Lines of data:

================

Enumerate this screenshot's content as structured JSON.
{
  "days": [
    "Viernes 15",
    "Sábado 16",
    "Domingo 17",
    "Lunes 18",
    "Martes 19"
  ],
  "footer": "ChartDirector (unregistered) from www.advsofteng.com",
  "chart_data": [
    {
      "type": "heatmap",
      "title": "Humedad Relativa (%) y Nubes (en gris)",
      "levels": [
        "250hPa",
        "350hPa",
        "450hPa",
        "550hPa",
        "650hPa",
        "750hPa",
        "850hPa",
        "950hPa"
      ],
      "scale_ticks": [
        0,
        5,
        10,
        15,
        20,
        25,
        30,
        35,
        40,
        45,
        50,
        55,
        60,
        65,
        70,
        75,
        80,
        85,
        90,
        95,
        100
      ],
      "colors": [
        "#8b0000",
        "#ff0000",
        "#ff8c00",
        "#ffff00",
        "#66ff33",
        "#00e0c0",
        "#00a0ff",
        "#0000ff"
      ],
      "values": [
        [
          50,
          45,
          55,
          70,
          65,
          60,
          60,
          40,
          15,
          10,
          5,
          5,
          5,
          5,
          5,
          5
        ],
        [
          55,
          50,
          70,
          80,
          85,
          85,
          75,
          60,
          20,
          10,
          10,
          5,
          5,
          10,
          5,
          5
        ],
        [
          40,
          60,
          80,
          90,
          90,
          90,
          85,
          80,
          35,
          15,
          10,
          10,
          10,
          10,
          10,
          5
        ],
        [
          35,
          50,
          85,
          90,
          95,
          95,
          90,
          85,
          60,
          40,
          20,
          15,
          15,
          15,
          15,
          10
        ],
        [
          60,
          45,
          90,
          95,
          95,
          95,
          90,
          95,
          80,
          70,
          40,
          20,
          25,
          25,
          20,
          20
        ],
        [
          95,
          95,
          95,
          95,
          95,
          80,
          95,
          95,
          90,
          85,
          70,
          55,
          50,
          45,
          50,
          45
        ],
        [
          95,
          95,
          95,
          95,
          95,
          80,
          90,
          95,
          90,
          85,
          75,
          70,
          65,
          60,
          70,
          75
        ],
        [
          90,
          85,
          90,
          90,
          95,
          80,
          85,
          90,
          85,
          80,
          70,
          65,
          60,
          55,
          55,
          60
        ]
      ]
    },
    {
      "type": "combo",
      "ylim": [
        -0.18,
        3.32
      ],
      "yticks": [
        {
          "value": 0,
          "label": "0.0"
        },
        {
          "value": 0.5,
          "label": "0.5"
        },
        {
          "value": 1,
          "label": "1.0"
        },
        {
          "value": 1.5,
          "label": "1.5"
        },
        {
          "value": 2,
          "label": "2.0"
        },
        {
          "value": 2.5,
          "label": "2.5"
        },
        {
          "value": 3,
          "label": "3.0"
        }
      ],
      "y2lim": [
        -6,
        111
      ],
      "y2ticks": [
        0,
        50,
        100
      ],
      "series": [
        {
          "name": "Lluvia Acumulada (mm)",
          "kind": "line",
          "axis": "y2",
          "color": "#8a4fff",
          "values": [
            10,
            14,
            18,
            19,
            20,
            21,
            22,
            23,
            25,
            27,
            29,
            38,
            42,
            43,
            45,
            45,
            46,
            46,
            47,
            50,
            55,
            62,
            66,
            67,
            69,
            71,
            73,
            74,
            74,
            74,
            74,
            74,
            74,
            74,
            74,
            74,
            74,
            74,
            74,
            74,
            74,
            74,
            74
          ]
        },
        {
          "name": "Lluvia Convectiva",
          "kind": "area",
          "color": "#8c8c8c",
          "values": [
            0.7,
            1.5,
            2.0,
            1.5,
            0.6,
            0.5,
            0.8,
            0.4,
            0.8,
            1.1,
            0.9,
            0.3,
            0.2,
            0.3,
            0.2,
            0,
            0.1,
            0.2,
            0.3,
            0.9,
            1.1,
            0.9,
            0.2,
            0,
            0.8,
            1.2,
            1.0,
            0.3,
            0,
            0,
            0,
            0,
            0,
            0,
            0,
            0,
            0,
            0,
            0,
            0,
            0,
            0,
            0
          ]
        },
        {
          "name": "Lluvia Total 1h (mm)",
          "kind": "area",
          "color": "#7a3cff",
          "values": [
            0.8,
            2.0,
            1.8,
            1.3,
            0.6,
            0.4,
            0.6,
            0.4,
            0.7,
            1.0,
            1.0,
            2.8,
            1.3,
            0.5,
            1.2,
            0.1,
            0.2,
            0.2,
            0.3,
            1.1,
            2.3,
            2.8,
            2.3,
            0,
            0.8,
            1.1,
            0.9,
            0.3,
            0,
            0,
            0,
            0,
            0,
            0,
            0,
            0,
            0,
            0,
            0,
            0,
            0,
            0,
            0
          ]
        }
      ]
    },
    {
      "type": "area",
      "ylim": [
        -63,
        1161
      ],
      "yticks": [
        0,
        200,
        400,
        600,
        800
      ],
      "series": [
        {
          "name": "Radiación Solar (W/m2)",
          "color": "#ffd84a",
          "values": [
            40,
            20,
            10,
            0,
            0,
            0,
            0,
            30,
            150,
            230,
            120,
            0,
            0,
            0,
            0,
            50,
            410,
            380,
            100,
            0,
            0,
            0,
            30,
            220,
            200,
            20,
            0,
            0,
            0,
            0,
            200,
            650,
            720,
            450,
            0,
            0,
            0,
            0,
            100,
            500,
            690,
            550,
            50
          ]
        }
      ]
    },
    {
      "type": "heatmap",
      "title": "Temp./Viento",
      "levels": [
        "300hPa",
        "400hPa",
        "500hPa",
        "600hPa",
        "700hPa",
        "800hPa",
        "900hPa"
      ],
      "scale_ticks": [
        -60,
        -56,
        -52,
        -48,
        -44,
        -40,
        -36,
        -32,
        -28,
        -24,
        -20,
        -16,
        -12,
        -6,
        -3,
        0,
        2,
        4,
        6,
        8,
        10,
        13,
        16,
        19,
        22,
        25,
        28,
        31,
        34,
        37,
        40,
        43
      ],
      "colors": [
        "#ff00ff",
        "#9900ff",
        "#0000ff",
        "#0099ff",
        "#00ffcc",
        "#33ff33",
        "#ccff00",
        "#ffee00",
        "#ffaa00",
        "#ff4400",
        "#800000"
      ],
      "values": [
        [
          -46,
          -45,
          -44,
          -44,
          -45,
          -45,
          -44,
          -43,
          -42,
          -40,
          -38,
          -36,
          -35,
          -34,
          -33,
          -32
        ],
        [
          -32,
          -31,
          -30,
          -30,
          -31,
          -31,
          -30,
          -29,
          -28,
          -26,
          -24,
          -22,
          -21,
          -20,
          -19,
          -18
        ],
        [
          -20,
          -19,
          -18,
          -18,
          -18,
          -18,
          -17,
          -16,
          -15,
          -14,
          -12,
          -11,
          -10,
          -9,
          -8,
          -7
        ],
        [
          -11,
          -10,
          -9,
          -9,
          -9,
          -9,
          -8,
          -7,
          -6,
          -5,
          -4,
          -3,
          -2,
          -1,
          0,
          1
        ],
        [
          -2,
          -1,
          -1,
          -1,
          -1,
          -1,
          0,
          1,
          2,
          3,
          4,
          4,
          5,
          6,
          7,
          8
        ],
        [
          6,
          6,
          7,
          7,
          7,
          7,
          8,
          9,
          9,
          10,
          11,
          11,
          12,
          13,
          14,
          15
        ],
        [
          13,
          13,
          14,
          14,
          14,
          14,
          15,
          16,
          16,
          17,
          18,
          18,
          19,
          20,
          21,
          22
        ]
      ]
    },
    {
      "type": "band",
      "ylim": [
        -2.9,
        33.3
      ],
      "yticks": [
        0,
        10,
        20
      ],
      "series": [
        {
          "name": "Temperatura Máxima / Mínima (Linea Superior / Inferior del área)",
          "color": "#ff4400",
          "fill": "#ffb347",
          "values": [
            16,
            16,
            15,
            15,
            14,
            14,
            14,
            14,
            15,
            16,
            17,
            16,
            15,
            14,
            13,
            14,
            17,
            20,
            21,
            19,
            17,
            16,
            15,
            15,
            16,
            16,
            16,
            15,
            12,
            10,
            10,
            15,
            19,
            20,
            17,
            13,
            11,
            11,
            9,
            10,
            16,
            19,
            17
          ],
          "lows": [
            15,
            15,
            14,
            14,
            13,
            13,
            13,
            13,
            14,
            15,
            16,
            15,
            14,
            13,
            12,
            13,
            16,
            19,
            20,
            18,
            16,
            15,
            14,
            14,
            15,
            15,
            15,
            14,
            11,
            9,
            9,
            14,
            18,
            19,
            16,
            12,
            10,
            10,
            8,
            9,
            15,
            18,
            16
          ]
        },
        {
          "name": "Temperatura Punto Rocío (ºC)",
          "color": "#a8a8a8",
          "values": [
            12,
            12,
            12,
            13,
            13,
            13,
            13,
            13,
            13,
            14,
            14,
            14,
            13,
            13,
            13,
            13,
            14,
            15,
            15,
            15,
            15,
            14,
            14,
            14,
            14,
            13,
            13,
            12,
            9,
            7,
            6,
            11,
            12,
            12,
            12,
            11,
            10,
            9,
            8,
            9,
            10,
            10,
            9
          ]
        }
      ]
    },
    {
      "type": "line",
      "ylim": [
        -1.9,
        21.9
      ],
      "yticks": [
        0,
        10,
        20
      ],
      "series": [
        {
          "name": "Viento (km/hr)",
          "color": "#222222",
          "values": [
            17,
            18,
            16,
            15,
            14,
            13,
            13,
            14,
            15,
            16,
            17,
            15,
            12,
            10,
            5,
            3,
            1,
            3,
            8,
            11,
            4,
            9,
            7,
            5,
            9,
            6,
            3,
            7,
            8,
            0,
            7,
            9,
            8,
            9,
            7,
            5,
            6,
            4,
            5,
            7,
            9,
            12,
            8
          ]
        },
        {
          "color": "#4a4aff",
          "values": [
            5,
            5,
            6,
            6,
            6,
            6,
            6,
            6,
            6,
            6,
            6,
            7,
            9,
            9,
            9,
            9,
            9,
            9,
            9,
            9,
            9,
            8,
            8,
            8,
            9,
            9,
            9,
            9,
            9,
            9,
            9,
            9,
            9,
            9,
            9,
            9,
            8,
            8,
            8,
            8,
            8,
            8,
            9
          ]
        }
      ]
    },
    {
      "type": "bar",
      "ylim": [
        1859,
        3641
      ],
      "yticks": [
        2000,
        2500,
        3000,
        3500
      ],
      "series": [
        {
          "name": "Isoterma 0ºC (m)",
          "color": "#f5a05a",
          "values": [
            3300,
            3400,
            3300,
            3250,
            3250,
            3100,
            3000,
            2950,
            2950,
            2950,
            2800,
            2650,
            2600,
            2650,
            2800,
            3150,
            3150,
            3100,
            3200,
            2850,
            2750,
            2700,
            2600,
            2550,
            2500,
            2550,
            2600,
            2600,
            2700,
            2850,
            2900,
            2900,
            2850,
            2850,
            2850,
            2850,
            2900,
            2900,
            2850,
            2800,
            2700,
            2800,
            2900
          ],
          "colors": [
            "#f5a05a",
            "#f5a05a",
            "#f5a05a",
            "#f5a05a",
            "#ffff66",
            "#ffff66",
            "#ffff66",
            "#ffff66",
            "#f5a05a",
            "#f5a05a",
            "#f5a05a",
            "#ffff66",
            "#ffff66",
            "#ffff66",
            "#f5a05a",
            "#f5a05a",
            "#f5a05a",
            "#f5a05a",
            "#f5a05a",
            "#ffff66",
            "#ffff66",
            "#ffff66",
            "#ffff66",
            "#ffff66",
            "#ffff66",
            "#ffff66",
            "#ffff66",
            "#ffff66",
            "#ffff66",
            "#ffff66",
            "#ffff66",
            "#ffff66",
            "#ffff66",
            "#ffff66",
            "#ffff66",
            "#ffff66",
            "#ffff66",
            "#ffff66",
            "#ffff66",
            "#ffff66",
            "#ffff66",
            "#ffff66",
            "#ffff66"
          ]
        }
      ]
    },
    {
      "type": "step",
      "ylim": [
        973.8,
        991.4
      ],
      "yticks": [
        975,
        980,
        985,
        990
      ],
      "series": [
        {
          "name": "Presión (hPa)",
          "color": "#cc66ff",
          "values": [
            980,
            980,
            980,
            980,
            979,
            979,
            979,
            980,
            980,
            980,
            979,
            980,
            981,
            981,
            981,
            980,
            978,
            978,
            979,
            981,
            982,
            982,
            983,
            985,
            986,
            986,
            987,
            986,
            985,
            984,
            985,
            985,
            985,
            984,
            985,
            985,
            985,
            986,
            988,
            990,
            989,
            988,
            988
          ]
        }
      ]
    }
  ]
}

================

■ Your task ■
Locate the lines above that hold the word "type". Show every one of them.

■ Correct response ■
      "type": "heatmap",
      "type": "combo",
      "type": "area",
      "type": "heatmap",
      "type": "band",
      "type": "line",
      "type": "bar",
      "type": "step",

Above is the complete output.